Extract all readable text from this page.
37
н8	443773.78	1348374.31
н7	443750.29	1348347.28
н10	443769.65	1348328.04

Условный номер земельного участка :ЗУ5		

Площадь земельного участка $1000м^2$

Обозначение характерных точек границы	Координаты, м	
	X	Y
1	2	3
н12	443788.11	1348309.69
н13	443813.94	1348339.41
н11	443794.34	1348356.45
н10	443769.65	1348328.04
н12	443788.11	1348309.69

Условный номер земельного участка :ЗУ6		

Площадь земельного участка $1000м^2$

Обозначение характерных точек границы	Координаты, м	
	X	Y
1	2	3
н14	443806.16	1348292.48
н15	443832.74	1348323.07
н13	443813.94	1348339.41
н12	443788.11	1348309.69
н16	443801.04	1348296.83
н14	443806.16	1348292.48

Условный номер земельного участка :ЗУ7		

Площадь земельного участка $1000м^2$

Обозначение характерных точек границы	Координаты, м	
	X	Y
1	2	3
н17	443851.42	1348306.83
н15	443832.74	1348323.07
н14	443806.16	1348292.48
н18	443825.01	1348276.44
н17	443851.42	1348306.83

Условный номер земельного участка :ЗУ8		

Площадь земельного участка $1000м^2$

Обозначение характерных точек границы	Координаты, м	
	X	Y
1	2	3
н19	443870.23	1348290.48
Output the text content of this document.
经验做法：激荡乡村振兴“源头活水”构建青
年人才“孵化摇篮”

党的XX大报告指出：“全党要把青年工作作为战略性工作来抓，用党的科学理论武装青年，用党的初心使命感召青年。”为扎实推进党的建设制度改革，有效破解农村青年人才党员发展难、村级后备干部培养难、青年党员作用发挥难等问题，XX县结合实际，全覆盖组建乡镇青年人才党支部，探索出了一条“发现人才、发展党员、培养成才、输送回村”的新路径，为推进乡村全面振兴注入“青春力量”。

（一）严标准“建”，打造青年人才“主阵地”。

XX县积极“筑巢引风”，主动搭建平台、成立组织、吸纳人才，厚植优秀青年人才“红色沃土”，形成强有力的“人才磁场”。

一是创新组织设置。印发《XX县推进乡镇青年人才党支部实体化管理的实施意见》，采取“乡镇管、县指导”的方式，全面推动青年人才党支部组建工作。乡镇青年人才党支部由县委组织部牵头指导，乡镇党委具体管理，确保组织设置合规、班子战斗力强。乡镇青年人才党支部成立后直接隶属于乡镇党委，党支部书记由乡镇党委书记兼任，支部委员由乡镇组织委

++++++++++

Search the material above for "номер". Pull out each line where it shows up.

The solution:
Условный номер земельного участка :ЗУ5		
Условный номер земельного участка :ЗУ6		
Условный номер земельного участка :ЗУ7		
Условный номер земельного участка :ЗУ8		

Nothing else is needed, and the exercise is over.